■ **EXERCISE REQUIREMENTS**
Report, as a bare number, how many lines of the material below contain the word "this".

■ **EXERCISE DATA**
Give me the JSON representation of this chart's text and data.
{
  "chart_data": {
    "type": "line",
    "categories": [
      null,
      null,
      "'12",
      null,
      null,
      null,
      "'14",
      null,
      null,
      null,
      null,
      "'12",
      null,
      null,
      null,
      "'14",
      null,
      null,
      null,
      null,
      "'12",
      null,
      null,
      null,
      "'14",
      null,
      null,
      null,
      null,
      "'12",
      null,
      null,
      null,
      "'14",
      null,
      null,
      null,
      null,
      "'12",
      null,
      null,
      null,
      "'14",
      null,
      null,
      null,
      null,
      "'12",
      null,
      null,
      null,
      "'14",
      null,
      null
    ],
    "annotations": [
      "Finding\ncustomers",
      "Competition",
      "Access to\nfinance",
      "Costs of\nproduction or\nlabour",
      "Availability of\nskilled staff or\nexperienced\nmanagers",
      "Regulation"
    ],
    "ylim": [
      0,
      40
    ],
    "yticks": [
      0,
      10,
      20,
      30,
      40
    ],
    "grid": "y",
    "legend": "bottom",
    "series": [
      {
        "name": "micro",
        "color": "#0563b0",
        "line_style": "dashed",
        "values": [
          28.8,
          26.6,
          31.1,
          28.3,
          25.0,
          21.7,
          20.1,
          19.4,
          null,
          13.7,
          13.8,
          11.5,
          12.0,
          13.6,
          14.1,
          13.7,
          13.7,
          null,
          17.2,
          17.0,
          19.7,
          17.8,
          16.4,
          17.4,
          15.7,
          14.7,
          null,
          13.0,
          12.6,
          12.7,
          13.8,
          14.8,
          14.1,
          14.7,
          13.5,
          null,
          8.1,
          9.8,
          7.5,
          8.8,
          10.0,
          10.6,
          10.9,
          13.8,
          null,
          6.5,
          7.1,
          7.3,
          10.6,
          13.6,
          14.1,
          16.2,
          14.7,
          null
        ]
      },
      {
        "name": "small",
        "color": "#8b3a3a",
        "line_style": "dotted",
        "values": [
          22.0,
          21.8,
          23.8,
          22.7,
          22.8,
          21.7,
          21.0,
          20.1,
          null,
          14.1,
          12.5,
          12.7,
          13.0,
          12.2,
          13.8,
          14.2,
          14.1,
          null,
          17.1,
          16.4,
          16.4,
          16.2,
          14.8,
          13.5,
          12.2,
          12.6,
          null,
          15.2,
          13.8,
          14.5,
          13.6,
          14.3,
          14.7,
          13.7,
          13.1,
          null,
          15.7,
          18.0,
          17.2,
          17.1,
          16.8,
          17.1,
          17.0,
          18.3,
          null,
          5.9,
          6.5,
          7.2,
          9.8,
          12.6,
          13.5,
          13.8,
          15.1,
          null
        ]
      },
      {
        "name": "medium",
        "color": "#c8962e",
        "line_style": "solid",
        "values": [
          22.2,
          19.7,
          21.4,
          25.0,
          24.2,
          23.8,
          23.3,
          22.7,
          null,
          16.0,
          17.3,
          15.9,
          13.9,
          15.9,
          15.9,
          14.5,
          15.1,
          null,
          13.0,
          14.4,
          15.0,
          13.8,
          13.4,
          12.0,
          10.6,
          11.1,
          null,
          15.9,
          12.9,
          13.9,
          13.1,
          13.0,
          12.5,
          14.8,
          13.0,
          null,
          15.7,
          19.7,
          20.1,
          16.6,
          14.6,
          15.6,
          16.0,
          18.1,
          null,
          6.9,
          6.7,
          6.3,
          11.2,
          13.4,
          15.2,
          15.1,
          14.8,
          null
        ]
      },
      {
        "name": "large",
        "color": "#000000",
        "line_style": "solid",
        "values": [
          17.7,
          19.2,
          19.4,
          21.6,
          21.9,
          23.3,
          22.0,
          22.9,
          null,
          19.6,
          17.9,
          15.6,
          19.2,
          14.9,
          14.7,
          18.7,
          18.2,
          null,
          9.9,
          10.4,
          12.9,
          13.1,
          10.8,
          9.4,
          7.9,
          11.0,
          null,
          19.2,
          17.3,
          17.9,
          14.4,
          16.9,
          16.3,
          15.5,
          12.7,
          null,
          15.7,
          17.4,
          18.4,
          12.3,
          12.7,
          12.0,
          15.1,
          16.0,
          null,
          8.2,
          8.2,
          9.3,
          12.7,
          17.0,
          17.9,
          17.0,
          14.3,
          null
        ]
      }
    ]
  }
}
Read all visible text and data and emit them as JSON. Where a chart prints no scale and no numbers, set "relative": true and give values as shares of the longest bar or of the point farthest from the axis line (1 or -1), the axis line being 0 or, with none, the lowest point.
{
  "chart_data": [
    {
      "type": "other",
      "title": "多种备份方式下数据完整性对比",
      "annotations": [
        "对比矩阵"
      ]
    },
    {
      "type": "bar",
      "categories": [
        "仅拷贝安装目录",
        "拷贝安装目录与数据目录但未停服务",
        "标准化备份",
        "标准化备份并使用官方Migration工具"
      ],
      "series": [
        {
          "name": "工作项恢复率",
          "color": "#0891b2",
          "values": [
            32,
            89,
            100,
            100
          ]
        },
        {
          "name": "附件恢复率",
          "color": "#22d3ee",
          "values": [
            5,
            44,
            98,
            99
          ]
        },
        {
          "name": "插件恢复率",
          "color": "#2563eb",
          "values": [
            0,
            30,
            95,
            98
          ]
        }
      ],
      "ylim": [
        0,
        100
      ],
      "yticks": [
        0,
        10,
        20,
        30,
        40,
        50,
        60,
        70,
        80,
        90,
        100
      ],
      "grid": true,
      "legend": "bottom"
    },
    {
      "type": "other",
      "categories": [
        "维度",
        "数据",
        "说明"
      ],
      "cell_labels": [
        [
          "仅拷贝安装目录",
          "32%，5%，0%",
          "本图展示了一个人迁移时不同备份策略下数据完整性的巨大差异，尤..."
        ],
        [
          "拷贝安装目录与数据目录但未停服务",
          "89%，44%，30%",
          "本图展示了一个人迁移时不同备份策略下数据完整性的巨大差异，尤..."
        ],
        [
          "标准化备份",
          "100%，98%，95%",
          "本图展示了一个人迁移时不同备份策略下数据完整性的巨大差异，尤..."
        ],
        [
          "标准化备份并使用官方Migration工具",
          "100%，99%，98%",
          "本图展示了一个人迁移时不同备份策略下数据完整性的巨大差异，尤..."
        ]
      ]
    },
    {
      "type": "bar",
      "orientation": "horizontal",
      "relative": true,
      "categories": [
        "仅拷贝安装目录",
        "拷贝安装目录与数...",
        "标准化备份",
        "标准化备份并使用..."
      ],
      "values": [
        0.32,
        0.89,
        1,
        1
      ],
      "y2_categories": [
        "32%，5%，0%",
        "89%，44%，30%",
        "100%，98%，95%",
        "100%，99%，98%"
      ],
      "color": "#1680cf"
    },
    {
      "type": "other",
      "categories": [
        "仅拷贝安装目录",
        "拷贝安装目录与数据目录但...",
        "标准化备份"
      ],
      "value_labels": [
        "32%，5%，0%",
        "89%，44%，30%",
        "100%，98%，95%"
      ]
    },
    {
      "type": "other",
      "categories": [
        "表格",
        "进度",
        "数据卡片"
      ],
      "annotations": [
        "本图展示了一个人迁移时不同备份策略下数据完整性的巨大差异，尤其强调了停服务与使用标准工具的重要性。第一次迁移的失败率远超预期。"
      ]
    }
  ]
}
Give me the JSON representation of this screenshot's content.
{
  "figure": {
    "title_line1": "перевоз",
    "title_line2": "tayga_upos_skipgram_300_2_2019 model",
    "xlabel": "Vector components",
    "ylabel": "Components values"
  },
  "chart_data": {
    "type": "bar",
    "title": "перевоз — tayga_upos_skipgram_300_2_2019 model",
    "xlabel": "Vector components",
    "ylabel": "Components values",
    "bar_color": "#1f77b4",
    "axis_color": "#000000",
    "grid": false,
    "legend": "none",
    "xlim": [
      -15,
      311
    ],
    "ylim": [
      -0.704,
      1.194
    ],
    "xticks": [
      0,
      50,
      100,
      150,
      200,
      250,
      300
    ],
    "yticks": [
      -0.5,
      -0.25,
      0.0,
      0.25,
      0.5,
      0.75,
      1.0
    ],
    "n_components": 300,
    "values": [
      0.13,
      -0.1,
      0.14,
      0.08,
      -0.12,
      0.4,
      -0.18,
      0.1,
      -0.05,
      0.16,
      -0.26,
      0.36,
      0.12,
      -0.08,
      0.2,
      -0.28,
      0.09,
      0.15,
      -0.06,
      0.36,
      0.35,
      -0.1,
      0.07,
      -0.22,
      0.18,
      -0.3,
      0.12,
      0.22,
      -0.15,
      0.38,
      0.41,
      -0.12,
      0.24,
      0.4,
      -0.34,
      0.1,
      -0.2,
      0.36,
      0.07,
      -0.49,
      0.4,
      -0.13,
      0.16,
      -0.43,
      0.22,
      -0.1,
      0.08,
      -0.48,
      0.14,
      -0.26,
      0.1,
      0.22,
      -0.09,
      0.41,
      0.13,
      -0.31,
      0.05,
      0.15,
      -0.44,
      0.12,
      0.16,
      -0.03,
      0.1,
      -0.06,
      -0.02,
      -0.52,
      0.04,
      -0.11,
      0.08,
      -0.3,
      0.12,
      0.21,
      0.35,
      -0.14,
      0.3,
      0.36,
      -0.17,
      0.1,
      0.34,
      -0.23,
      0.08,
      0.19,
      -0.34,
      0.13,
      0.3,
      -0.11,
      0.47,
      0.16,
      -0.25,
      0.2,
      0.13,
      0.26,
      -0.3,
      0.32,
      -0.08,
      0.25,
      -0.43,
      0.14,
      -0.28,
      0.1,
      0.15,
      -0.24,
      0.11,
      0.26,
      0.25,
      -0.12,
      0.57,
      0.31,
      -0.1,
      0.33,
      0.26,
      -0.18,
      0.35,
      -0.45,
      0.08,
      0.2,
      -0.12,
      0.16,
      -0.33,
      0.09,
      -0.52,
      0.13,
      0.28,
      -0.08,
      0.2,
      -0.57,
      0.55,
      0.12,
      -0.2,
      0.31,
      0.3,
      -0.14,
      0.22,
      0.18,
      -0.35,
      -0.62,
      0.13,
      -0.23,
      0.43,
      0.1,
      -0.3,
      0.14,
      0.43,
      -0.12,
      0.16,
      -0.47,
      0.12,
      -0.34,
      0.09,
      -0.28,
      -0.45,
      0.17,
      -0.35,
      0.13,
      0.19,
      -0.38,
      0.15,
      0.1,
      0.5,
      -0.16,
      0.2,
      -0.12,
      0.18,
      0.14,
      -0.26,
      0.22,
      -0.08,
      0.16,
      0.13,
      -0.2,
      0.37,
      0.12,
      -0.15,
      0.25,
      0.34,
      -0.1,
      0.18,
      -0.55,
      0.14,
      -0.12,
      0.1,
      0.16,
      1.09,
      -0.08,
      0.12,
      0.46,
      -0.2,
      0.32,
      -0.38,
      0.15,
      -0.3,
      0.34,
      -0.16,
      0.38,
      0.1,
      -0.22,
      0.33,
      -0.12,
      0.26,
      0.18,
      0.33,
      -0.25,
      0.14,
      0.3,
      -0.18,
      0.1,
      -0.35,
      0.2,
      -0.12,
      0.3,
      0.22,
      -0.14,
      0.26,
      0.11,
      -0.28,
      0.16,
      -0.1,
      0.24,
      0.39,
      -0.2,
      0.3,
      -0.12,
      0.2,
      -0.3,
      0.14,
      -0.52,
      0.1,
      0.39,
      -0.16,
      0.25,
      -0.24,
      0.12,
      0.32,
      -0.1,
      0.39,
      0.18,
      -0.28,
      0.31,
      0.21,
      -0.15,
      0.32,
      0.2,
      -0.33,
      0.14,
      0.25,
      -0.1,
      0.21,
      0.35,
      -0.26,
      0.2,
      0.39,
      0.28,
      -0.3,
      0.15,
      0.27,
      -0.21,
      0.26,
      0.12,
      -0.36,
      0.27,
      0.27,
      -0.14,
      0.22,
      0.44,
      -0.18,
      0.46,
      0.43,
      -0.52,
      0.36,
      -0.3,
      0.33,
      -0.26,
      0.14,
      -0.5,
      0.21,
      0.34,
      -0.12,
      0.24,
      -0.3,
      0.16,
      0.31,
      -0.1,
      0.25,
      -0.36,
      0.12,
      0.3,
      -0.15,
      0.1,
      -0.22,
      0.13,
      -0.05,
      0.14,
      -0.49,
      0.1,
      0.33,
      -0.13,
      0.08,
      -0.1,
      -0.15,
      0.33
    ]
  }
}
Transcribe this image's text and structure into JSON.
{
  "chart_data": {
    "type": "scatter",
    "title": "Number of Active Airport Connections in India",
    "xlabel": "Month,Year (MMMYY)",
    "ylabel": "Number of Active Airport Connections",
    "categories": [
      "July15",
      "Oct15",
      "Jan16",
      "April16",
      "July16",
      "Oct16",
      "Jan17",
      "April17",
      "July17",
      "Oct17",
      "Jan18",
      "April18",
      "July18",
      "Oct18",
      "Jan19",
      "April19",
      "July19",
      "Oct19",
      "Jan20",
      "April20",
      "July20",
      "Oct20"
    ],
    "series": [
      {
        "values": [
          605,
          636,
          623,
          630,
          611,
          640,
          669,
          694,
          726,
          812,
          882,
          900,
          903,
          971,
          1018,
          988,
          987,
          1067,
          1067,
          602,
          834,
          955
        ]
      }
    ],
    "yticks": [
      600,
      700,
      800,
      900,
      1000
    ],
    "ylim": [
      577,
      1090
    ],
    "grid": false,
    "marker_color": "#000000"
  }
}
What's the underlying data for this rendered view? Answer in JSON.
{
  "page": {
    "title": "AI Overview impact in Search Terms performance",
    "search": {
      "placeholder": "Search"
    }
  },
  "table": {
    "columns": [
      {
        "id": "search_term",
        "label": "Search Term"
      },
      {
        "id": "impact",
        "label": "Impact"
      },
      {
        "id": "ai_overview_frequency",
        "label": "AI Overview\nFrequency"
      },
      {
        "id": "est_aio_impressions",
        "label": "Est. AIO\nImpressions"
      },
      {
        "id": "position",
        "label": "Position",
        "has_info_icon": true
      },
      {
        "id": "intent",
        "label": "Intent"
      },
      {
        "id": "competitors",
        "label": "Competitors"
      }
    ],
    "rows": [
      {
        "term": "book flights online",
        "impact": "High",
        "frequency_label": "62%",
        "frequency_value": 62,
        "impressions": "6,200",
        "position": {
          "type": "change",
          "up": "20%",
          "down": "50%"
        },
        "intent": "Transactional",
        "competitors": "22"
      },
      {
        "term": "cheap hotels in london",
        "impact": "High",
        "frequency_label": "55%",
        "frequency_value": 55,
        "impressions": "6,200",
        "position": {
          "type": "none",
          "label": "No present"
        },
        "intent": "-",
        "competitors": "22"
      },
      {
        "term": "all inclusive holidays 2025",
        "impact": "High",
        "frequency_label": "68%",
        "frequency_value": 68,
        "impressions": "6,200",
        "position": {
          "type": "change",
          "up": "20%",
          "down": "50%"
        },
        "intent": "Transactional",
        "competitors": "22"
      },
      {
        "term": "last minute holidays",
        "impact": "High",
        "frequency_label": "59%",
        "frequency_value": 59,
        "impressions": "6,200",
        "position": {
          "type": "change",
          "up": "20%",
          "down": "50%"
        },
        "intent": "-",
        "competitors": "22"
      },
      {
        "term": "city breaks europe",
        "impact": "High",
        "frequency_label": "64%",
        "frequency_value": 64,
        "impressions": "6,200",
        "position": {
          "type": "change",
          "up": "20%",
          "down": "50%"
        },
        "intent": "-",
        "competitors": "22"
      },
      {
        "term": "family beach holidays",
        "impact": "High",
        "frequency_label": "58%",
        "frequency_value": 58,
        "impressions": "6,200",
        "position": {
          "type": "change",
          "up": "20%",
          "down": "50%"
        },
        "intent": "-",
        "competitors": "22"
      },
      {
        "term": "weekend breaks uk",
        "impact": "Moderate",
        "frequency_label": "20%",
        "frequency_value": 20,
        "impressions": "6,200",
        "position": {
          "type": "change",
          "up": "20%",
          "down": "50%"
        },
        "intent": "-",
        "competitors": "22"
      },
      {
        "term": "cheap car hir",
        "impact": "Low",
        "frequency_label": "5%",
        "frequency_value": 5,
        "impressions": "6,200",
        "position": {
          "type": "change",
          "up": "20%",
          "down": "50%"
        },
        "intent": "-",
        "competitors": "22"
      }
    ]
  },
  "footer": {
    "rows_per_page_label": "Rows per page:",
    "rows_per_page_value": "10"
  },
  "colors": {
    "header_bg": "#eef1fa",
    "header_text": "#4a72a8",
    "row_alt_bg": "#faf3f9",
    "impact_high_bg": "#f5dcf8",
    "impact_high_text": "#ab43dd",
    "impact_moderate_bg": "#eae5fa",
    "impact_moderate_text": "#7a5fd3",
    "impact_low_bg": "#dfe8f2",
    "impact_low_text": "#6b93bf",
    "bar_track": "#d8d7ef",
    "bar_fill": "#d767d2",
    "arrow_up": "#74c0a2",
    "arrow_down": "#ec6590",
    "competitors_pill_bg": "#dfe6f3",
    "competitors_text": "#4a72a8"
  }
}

■ **FINAL ANSWER**
4